▶ [STORED DATA]:
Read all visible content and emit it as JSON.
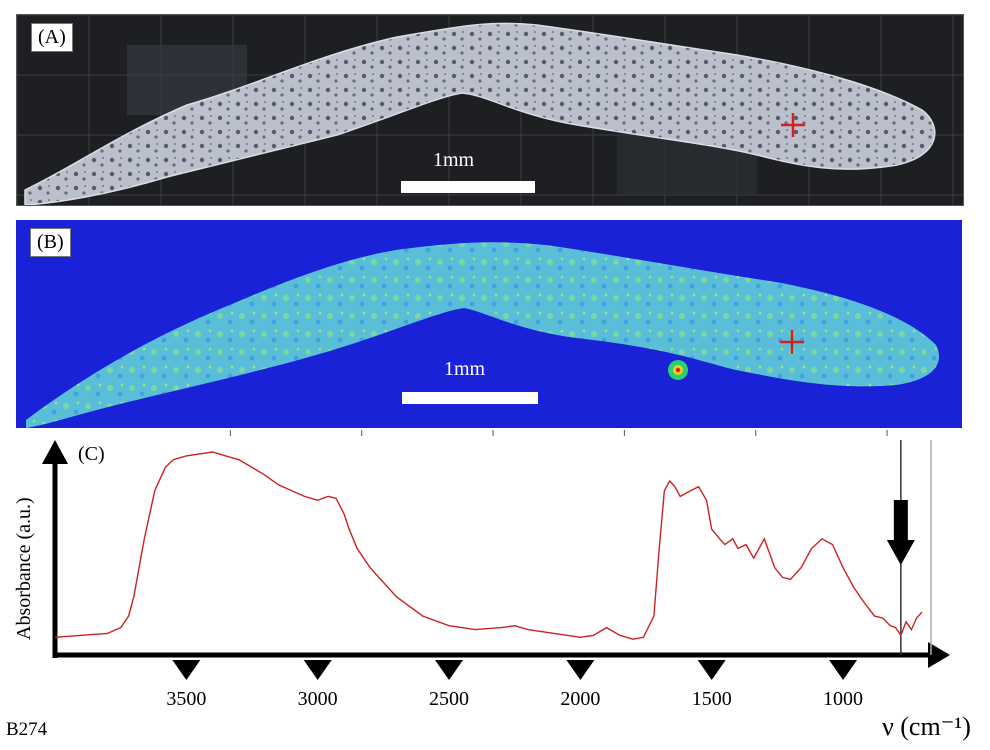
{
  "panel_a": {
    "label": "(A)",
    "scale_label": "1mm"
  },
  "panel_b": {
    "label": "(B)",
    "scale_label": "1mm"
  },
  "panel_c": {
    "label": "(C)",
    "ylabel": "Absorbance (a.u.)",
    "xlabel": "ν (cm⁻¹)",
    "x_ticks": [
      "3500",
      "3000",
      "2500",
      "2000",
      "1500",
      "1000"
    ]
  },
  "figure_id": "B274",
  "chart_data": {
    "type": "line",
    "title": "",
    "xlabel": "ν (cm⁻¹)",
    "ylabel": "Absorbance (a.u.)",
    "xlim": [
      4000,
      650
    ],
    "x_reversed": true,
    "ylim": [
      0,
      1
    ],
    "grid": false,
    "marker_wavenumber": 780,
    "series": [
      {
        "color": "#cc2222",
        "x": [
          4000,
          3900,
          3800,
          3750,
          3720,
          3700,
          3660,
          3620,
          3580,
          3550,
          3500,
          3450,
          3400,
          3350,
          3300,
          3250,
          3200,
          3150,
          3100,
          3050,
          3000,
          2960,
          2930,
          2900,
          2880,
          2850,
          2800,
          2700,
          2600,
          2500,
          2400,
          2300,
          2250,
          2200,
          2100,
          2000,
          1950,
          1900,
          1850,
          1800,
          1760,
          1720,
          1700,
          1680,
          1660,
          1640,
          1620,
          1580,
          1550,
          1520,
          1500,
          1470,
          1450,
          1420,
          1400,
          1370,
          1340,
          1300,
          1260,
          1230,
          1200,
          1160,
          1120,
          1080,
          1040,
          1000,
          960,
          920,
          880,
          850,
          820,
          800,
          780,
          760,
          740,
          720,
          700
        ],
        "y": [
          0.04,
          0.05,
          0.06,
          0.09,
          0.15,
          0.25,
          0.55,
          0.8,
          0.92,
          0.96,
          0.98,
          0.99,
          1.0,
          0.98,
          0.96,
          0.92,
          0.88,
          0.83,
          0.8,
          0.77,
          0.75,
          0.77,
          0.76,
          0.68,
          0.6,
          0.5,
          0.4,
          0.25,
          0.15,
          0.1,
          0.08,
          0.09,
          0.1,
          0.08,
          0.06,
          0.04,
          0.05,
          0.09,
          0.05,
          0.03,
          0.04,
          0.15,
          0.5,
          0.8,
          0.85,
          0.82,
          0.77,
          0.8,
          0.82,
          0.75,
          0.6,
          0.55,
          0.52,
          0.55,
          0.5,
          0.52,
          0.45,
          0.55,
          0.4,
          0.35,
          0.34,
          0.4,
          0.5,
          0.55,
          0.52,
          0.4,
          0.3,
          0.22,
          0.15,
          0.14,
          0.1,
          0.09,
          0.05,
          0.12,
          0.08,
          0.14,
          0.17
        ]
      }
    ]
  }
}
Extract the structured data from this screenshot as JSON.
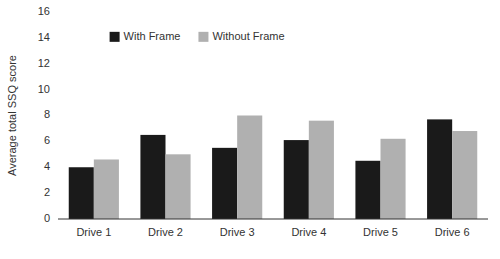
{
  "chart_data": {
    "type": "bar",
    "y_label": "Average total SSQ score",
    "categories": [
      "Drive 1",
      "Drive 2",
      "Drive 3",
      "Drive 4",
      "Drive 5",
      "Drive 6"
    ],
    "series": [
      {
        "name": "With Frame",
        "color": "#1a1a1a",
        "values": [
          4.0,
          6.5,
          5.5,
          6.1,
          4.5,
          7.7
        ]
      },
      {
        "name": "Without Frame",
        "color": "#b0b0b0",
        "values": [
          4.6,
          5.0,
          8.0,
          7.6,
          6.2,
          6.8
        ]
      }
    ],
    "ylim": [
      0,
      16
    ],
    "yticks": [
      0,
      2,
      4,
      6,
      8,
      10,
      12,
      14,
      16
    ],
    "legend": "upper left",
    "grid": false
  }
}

▶ [TO BE DONE]:
Set down only the lines running from the line with "Extract the structured" to the end of the entries, inclusive; omit every picture.

▶ [RESPONSE TO THE EXERCISE]:
Extract the structured data from this screenshot as JSON.
{
  "chart_data": {
    "type": "bar",
    "y_label": "Average total SSQ score",
    "categories": [
      "Drive 1",
      "Drive 2",
      "Drive 3",
      "Drive 4",
      "Drive 5",
      "Drive 6"
    ],
    "series": [
      {
        "name": "With Frame",
        "color": "#1a1a1a",
        "values": [
          4.0,
          6.5,
          5.5,
          6.1,
          4.5,
          7.7
        ]
      },
      {
        "name": "Without Frame",
        "color": "#b0b0b0",
        "values": [
          4.6,
          5.0,
          8.0,
          7.6,
          6.2,
          6.8
        ]
      }
    ],
    "ylim": [
      0,
      16
    ],
    "yticks": [
      0,
      2,
      4,
      6,
      8,
      10,
      12,
      14,
      16
    ],
    "legend": "upper left",
    "grid": false
  }
}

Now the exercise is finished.